■ What you will do ■
In the material below, find all lines with the string "resulting" and copy them.

Records from a data collection

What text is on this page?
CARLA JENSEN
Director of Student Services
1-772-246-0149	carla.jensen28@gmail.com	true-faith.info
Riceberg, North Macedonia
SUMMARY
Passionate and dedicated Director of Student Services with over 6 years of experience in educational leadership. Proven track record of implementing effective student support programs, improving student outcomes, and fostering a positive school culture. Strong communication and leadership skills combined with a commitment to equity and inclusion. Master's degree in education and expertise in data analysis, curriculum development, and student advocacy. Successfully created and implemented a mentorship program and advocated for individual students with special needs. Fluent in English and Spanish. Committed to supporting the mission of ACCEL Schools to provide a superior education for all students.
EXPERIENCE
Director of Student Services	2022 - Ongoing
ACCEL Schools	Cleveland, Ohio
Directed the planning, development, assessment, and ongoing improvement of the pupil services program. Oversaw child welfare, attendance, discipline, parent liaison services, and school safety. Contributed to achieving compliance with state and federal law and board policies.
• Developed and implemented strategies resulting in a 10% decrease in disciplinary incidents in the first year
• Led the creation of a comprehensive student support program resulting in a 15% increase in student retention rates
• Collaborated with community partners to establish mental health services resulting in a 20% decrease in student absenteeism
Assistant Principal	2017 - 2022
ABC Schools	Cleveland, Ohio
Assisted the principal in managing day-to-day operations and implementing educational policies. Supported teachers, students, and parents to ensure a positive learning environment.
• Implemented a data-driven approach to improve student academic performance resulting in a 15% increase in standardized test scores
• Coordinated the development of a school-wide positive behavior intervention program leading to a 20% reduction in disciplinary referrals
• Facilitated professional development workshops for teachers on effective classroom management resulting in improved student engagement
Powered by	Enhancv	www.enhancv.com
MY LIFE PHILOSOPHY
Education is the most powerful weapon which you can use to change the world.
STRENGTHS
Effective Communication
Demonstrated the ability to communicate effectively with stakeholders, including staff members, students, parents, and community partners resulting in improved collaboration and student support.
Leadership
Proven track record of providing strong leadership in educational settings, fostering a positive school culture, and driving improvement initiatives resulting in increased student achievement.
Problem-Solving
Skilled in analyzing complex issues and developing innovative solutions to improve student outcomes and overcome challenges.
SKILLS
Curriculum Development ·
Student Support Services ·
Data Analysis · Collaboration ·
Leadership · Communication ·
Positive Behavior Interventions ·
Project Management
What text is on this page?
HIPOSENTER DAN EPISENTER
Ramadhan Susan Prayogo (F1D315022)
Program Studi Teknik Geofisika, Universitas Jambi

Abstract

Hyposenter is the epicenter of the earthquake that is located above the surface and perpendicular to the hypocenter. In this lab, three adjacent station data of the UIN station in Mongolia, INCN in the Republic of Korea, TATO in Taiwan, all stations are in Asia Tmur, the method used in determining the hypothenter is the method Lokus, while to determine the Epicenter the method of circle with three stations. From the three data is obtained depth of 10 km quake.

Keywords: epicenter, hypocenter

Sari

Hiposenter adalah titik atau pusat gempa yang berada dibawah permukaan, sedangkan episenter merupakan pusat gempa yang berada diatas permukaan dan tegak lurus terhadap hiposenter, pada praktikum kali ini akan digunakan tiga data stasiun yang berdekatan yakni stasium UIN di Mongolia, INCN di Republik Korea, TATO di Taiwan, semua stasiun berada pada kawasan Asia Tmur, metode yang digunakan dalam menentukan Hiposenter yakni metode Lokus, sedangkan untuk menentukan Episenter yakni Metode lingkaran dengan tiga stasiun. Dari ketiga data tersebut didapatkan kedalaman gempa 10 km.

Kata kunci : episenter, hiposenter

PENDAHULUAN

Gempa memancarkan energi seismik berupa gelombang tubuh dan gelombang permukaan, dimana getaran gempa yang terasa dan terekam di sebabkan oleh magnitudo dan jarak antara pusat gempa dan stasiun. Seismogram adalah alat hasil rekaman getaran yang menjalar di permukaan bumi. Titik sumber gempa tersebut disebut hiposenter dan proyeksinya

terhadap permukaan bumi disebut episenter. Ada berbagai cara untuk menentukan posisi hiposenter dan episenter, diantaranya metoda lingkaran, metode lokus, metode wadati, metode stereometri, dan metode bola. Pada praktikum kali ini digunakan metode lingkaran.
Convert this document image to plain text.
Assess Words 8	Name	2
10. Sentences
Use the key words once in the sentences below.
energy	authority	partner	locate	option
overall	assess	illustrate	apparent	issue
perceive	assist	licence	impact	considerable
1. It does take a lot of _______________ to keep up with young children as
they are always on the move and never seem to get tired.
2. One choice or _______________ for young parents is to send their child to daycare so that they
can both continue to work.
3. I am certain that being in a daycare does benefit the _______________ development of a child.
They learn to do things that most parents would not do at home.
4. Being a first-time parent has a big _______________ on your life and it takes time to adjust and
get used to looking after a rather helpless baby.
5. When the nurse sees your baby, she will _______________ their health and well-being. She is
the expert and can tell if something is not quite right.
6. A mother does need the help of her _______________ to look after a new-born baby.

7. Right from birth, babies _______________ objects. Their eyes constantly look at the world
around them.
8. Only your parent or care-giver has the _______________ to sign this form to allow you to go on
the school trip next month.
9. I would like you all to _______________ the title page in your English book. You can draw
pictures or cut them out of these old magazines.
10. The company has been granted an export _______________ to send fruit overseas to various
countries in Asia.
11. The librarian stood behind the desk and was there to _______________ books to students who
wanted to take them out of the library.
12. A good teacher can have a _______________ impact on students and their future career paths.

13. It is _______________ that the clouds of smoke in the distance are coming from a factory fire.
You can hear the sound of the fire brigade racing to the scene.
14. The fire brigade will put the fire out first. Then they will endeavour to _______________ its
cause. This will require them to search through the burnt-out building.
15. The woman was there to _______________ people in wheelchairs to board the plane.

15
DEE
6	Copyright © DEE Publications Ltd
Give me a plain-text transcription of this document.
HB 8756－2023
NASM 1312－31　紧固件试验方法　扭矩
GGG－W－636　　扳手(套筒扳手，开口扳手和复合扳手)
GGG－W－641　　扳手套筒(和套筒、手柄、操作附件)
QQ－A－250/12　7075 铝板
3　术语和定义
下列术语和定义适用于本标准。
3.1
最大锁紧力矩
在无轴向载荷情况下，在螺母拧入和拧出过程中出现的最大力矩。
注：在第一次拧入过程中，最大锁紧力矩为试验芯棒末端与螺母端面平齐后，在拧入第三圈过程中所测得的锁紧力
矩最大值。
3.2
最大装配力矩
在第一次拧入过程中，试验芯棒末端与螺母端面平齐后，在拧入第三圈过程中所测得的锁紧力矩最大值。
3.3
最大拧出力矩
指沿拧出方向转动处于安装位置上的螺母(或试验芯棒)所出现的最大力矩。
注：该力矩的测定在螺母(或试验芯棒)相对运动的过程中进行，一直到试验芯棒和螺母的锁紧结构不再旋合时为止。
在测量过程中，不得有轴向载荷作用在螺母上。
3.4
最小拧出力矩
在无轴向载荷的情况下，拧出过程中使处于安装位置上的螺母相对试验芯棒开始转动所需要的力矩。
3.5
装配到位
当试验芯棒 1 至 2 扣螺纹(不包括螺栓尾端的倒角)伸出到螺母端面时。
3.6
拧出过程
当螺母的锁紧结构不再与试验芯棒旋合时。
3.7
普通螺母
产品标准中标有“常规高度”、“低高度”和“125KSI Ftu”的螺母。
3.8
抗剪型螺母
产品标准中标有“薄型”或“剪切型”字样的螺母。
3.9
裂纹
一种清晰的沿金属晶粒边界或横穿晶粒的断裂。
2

■ Answer for the task ■
• Developed and implemented strategies resulting in a 10% decrease in disciplinary incidents in the first year
• Led the creation of a comprehensive student support program resulting in a 15% increase in student retention rates
• Collaborated with community partners to establish mental health services resulting in a 20% decrease in student absenteeism
• Implemented a data-driven approach to improve student academic performance resulting in a 15% increase in standardized test scores
• Facilitated professional development workshops for teachers on effective classroom management resulting in improved student engagement
Demonstrated the ability to communicate effectively with stakeholders, including staff members, students, parents, and community partners resulting in improved collaboration and student support.
Proven track record of providing strong leadership in educational settings, fostering a positive school culture, and driving improvement initiatives resulting in increased student achievement.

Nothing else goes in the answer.